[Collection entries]
+ + +
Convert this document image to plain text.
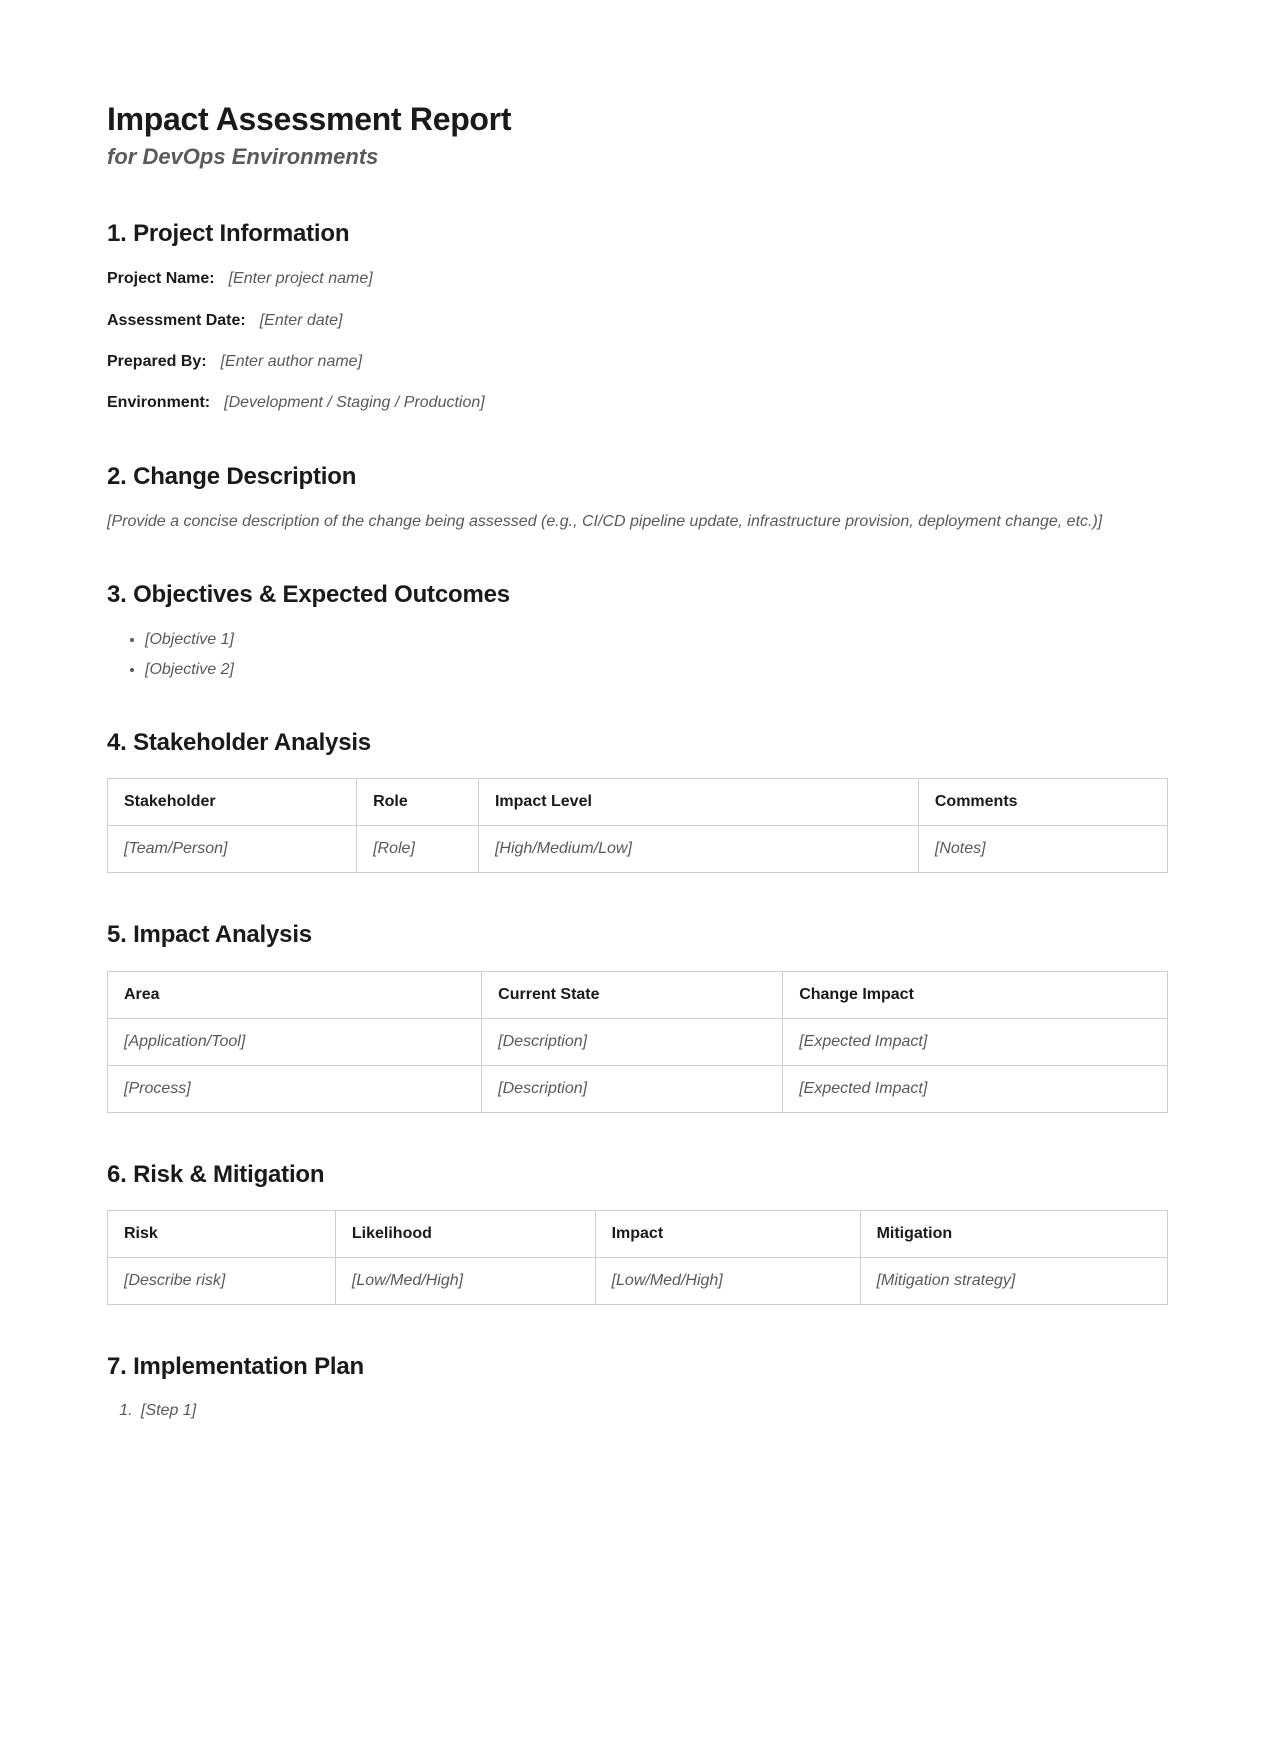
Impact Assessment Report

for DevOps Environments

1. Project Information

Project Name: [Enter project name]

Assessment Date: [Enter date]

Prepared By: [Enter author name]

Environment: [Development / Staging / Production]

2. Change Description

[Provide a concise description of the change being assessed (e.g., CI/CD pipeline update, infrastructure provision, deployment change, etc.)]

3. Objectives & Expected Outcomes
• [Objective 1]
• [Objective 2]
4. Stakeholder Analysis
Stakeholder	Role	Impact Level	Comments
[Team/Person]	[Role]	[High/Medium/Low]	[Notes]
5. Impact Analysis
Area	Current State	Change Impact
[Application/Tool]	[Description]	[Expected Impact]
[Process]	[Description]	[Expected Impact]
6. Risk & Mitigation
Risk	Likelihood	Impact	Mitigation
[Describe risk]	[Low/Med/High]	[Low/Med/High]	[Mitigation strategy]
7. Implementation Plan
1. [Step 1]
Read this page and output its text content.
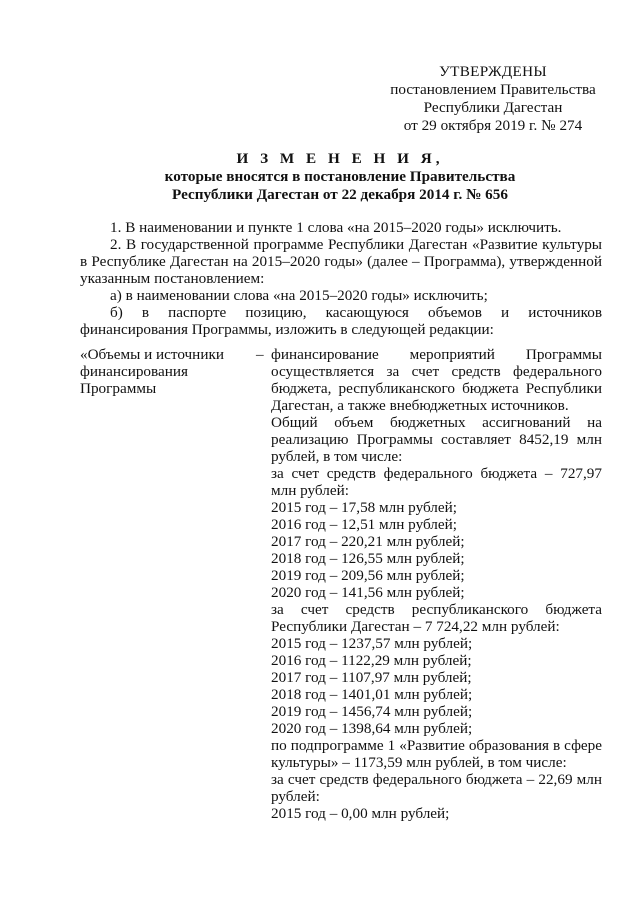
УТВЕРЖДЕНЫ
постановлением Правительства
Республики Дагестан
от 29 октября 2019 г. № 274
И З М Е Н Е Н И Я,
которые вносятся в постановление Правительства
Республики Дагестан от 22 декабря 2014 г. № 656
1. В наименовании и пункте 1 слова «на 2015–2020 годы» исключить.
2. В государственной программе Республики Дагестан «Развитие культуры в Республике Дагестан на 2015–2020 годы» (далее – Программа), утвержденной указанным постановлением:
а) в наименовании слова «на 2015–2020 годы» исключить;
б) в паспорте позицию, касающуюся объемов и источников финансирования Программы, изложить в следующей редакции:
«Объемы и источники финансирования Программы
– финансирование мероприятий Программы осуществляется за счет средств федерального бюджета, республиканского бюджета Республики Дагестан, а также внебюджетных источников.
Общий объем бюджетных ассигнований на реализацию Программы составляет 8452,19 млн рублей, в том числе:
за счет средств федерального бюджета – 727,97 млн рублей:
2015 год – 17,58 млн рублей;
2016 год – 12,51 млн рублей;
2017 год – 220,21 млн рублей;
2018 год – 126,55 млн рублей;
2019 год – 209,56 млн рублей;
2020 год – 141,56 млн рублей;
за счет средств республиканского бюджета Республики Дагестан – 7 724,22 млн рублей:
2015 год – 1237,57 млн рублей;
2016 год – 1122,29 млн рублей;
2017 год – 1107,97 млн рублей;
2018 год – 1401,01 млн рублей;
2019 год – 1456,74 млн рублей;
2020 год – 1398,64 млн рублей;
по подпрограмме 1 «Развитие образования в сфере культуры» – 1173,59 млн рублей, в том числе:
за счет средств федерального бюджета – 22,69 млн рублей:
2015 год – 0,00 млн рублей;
+ + +
| WHAT IS EXPECTED |
Write out the listing above again, exactly, but with no pictures in the copy.

| RESPONSE |
Convert this document image to plain text.
Impact Assessment Report

for DevOps Environments

1. Project Information

Project Name: [Enter project name]

Assessment Date: [Enter date]

Prepared By: [Enter author name]

Environment: [Development / Staging / Production]

2. Change Description

[Provide a concise description of the change being assessed (e.g., CI/CD pipeline update, infrastructure provision, deployment change, etc.)]

3. Objectives & Expected Outcomes
• [Objective 1]
• [Objective 2]
4. Stakeholder Analysis
Stakeholder	Role	Impact Level	Comments
[Team/Person]	[Role]	[High/Medium/Low]	[Notes]
5. Impact Analysis
Area	Current State	Change Impact
[Application/Tool]	[Description]	[Expected Impact]
[Process]	[Description]	[Expected Impact]
6. Risk & Mitigation
Risk	Likelihood	Impact	Mitigation
[Describe risk]	[Low/Med/High]	[Low/Med/High]	[Mitigation strategy]
7. Implementation Plan
1. [Step 1]
Read this page and output its text content.
УТВЕРЖДЕНЫ
постановлением Правительства
Республики Дагестан
от 29 октября 2019 г. № 274
И З М Е Н Е Н И Я,
которые вносятся в постановление Правительства
Республики Дагестан от 22 декабря 2014 г. № 656
1. В наименовании и пункте 1 слова «на 2015–2020 годы» исключить.
2. В государственной программе Республики Дагестан «Развитие культуры в Республике Дагестан на 2015–2020 годы» (далее – Программа), утвержденной указанным постановлением:
а) в наименовании слова «на 2015–2020 годы» исключить;
б) в паспорте позицию, касающуюся объемов и источников финансирования Программы, изложить в следующей редакции:
«Объемы и источники финансирования Программы
– финансирование мероприятий Программы осуществляется за счет средств федерального бюджета, республиканского бюджета Республики Дагестан, а также внебюджетных источников.
Общий объем бюджетных ассигнований на реализацию Программы составляет 8452,19 млн рублей, в том числе:
за счет средств федерального бюджета – 727,97 млн рублей:
2015 год – 17,58 млн рублей;
2016 год – 12,51 млн рублей;
2017 год – 220,21 млн рублей;
2018 год – 126,55 млн рублей;
2019 год – 209,56 млн рублей;
2020 год – 141,56 млн рублей;
за счет средств республиканского бюджета Республики Дагестан – 7 724,22 млн рублей:
2015 год – 1237,57 млн рублей;
2016 год – 1122,29 млн рублей;
2017 год – 1107,97 млн рублей;
2018 год – 1401,01 млн рублей;
2019 год – 1456,74 млн рублей;
2020 год – 1398,64 млн рублей;
по подпрограмме 1 «Развитие образования в сфере культуры» – 1173,59 млн рублей, в том числе:
за счет средств федерального бюджета – 22,69 млн рублей:
2015 год – 0,00 млн рублей;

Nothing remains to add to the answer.